**Task directions:** Reproduce the material below character for character, omitting the pictures.

**Input records:**
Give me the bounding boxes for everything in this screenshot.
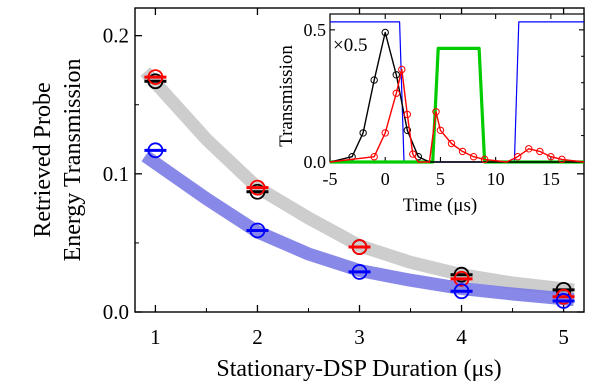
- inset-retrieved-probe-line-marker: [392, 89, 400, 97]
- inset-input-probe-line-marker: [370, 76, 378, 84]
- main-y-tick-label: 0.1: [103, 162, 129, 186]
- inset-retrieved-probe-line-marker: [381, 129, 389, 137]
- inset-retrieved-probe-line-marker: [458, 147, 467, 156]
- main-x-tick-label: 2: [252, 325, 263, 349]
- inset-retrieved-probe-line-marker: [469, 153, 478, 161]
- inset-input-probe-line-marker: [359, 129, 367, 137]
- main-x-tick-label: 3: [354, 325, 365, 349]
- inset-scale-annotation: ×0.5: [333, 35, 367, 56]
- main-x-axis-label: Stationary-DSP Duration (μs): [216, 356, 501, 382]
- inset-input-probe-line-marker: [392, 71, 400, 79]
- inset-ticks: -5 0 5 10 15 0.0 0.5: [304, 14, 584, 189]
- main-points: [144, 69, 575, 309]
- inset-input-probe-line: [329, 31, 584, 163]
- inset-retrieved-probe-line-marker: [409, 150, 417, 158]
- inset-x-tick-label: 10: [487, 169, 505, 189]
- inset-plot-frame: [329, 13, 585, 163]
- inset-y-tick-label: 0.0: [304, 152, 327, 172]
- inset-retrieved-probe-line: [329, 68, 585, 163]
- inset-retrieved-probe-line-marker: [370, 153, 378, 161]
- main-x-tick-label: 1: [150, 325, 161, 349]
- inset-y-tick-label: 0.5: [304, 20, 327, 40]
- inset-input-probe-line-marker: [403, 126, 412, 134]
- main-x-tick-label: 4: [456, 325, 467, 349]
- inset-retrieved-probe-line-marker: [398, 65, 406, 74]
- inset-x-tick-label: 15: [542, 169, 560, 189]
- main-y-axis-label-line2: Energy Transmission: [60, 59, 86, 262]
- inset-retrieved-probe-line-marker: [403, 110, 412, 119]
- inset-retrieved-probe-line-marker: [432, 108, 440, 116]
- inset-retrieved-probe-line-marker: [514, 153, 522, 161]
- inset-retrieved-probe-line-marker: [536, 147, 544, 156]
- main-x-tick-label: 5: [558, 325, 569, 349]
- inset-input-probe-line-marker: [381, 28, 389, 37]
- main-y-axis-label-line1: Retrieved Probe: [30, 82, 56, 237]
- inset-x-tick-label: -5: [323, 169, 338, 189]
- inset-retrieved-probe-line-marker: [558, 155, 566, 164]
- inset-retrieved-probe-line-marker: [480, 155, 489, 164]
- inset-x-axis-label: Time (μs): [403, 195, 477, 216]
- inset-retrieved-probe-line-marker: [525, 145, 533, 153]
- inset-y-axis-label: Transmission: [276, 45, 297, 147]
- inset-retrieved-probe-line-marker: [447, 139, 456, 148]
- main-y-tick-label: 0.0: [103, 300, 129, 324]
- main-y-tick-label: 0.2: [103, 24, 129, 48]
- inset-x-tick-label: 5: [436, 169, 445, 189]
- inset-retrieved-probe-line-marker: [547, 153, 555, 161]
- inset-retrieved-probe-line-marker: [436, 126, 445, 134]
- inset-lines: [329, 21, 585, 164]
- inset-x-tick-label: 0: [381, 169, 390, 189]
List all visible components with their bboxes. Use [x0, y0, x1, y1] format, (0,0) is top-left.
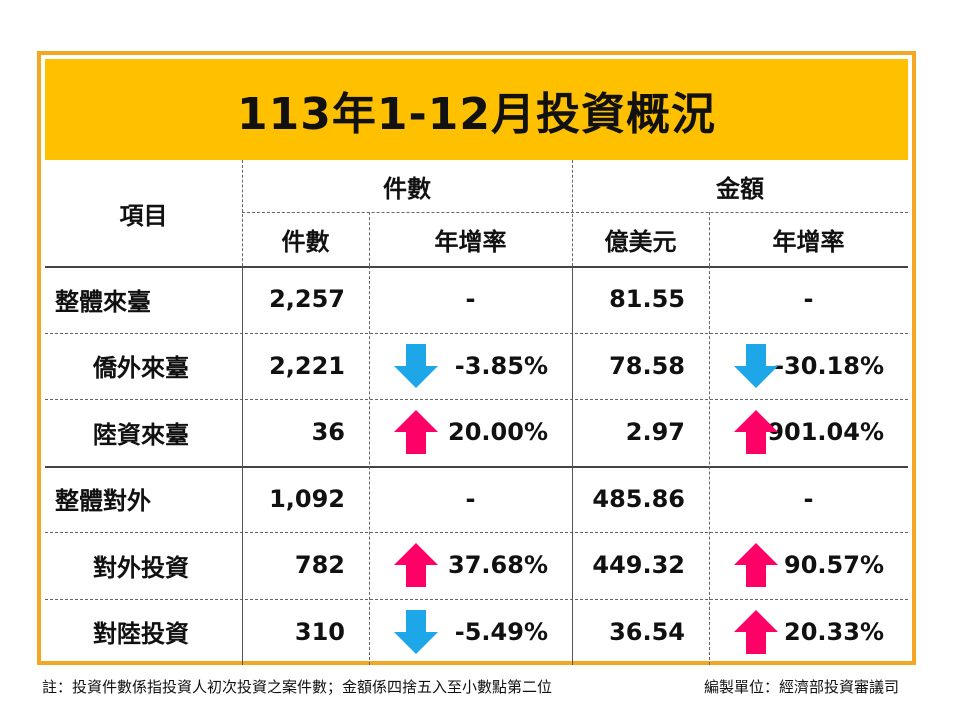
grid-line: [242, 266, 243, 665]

**Worked answer:**
Give me the bounding boxes for everything in this screenshot.
- inset-retrieved-probe-line-marker: [392, 89, 400, 97]
- inset-input-probe-line-marker: [370, 76, 378, 84]
- main-y-tick-label: 0.1: [103, 162, 129, 186]
- inset-retrieved-probe-line-marker: [381, 129, 389, 137]
- inset-retrieved-probe-line-marker: [458, 147, 467, 156]
- main-x-tick-label: 2: [252, 325, 263, 349]
- inset-retrieved-probe-line-marker: [469, 153, 478, 161]
- inset-input-probe-line-marker: [359, 129, 367, 137]
- main-x-tick-label: 3: [354, 325, 365, 349]
- inset-scale-annotation: ×0.5: [333, 35, 367, 56]
- main-x-axis-label: Stationary-DSP Duration (μs): [216, 356, 501, 382]
- inset-input-probe-line-marker: [392, 71, 400, 79]
- inset-ticks: -5 0 5 10 15 0.0 0.5: [304, 14, 584, 189]
- main-points: [144, 69, 575, 309]
- inset-input-probe-line: [329, 31, 584, 163]
- inset-retrieved-probe-line-marker: [409, 150, 417, 158]
- inset-x-tick-label: 10: [487, 169, 505, 189]
- inset-plot-frame: [329, 13, 585, 163]
- inset-y-tick-label: 0.0: [304, 152, 327, 172]
- inset-retrieved-probe-line: [329, 68, 585, 163]
- inset-retrieved-probe-line-marker: [370, 153, 378, 161]
- main-x-tick-label: 1: [150, 325, 161, 349]
- inset-y-tick-label: 0.5: [304, 20, 327, 40]
- inset-input-probe-line-marker: [403, 126, 412, 134]
- main-x-tick-label: 4: [456, 325, 467, 349]
- inset-retrieved-probe-line-marker: [398, 65, 406, 74]
- inset-x-tick-label: 15: [542, 169, 560, 189]
- main-y-axis-label-line2: Energy Transmission: [60, 59, 86, 262]
- inset-retrieved-probe-line-marker: [403, 110, 412, 119]
- inset-retrieved-probe-line-marker: [432, 108, 440, 116]
- inset-retrieved-probe-line-marker: [514, 153, 522, 161]
- inset-retrieved-probe-line-marker: [536, 147, 544, 156]
- main-x-tick-label: 5: [558, 325, 569, 349]
- inset-input-probe-line-marker: [381, 28, 389, 37]
- main-y-axis-label-line1: Retrieved Probe: [30, 82, 56, 237]
- inset-x-tick-label: -5: [323, 169, 338, 189]
- inset-retrieved-probe-line-marker: [558, 155, 566, 164]
- inset-retrieved-probe-line-marker: [480, 155, 489, 164]
- inset-x-axis-label: Time (μs): [403, 195, 477, 216]
- inset-retrieved-probe-line-marker: [525, 145, 533, 153]
- inset-y-axis-label: Transmission: [276, 45, 297, 147]
- inset-retrieved-probe-line-marker: [447, 139, 456, 148]
- main-y-tick-label: 0.0: [103, 300, 129, 324]
- main-y-tick-label: 0.2: [103, 24, 129, 48]
- inset-x-tick-label: 5: [436, 169, 445, 189]
- inset-retrieved-probe-line-marker: [547, 153, 555, 161]
- inset-retrieved-probe-line-marker: [436, 126, 445, 134]
- inset-lines: [329, 21, 585, 164]
- inset-x-tick-label: 0: [381, 169, 390, 189]
List all visible components with their bboxes. Use [x0, y0, x1, y1] format, (0,0) is top-left.
grid-line: [242, 266, 243, 665]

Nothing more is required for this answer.